• DIRECTIONS
Pick out all lines in the listing holding the string "potencialmente" and copy them.

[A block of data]
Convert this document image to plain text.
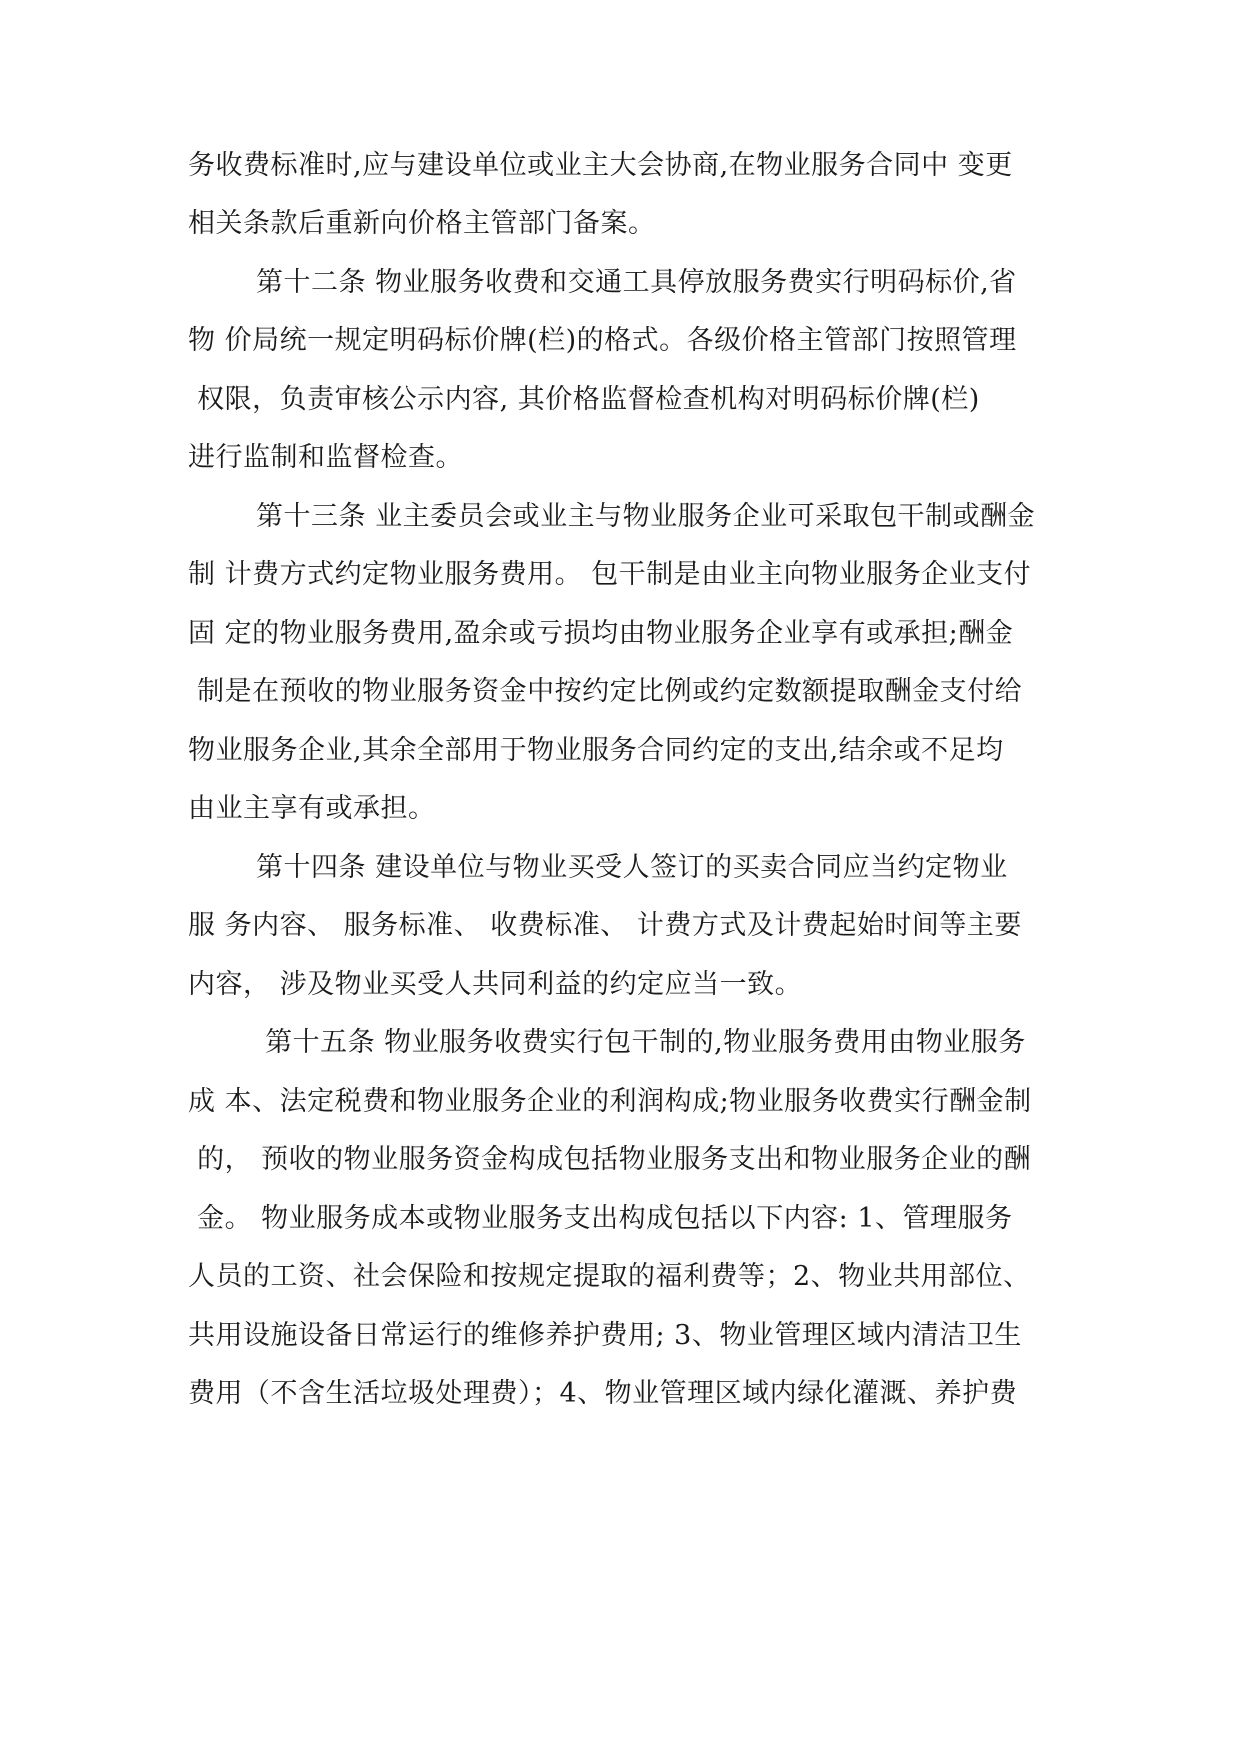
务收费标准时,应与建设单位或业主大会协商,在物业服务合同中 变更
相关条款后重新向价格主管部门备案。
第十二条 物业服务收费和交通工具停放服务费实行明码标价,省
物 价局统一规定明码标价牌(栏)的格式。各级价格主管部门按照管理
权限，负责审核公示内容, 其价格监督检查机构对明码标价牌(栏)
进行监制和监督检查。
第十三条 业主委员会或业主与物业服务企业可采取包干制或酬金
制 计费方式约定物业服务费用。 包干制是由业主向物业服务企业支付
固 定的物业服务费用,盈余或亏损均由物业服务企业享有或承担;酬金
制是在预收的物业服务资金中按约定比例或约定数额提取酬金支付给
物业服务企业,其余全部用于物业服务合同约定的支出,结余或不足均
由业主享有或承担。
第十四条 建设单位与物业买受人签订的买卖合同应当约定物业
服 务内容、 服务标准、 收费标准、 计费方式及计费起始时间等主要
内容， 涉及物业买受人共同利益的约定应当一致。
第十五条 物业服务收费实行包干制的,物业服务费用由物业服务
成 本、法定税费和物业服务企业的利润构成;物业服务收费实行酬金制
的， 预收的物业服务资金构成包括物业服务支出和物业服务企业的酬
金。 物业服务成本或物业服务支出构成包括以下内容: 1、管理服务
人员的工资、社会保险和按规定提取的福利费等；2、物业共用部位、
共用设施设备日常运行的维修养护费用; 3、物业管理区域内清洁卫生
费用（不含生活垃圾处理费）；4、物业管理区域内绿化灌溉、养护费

--

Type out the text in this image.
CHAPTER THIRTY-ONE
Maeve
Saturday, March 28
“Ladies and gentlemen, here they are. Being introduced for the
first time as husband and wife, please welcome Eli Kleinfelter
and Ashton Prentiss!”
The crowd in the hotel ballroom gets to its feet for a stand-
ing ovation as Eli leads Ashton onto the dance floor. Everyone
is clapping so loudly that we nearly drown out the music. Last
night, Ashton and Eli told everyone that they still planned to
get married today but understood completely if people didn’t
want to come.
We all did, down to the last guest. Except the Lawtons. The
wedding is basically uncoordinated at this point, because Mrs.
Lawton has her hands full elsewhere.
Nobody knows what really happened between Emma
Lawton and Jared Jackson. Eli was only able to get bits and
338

==

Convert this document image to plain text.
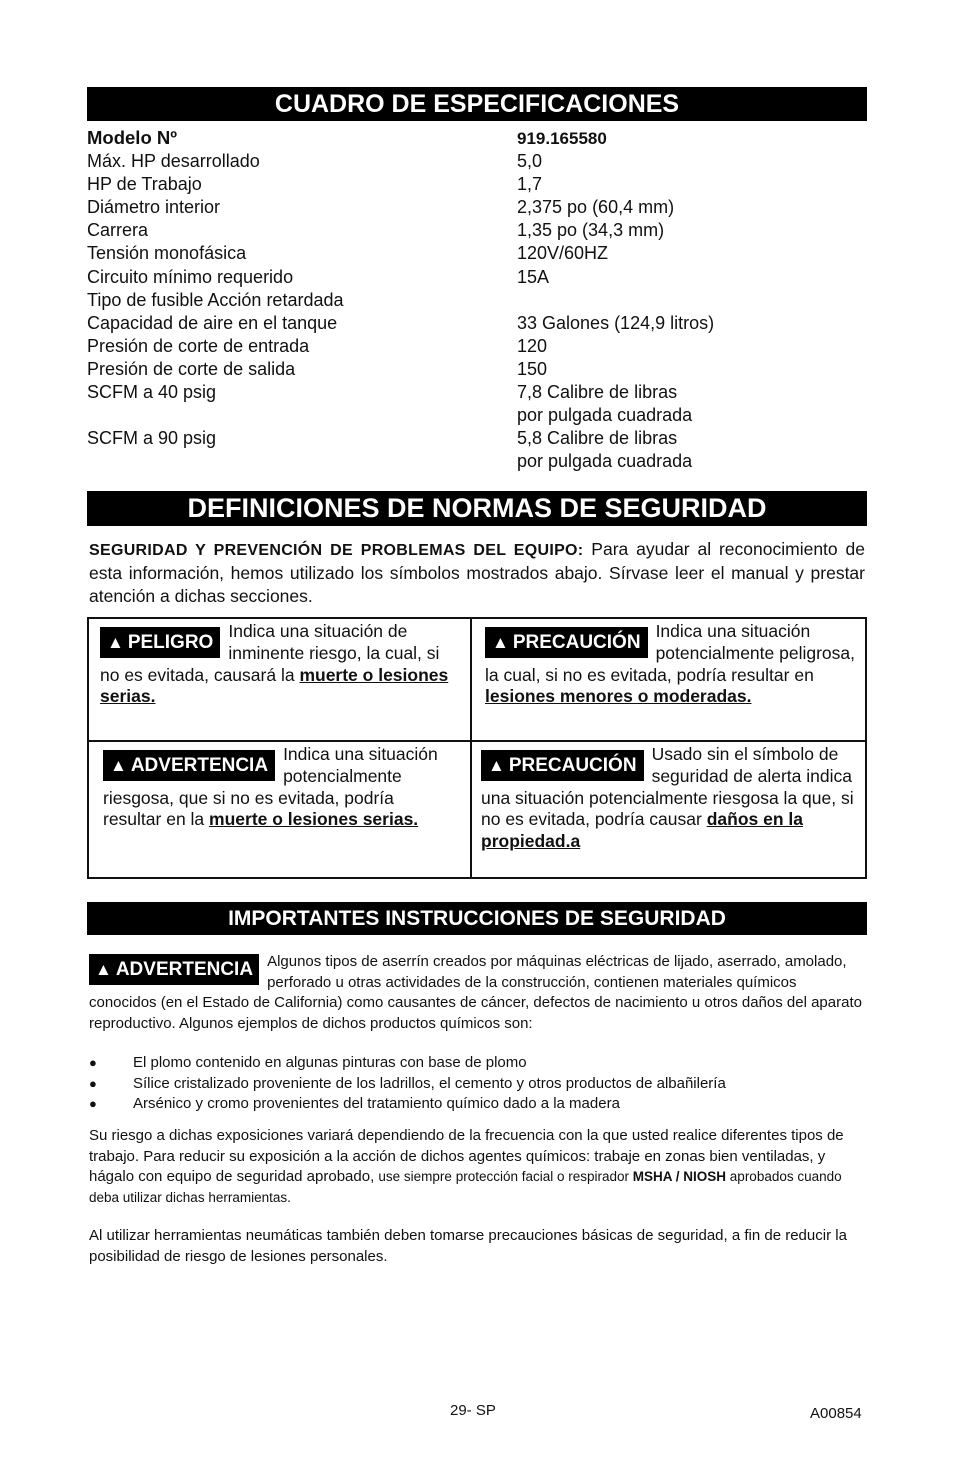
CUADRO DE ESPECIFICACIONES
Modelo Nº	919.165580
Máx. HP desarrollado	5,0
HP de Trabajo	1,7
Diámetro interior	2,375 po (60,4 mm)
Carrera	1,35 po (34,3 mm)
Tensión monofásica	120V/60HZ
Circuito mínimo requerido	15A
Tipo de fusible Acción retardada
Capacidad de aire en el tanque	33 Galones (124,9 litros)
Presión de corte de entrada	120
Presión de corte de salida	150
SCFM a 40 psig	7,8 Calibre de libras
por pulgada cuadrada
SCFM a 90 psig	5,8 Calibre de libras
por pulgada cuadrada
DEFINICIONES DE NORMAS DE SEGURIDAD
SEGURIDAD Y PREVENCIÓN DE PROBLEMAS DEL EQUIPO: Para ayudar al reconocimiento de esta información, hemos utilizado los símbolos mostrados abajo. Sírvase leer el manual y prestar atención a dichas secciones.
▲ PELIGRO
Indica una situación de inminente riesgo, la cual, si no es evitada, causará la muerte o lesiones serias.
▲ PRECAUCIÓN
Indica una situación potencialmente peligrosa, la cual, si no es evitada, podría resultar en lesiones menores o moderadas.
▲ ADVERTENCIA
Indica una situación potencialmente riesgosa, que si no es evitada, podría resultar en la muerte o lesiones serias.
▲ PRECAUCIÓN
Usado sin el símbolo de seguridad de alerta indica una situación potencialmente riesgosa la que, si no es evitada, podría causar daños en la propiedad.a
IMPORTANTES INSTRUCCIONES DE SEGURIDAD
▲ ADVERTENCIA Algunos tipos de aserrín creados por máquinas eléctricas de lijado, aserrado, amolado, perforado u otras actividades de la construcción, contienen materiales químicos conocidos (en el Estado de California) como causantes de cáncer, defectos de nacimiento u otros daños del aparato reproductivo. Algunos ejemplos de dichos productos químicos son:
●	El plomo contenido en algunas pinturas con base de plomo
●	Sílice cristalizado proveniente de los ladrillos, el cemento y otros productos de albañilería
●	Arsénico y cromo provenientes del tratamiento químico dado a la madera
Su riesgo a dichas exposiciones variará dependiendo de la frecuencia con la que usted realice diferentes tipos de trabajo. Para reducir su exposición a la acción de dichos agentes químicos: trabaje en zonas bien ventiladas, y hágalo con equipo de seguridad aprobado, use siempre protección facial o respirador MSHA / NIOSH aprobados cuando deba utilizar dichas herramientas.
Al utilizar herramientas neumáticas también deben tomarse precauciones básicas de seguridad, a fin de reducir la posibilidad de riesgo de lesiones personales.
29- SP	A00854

• FINISHED EXERCISE
Indica una situación potencialmente peligrosa, la cual, si no es evitada, podría resultar en lesiones menores o moderadas.
Indica una situación potencialmente riesgosa, que si no es evitada, podría resultar en la muerte o lesiones serias.
Usado sin el símbolo de seguridad de alerta indica una situación potencialmente riesgosa la que, si no es evitada, podría causar daños en la propiedad.a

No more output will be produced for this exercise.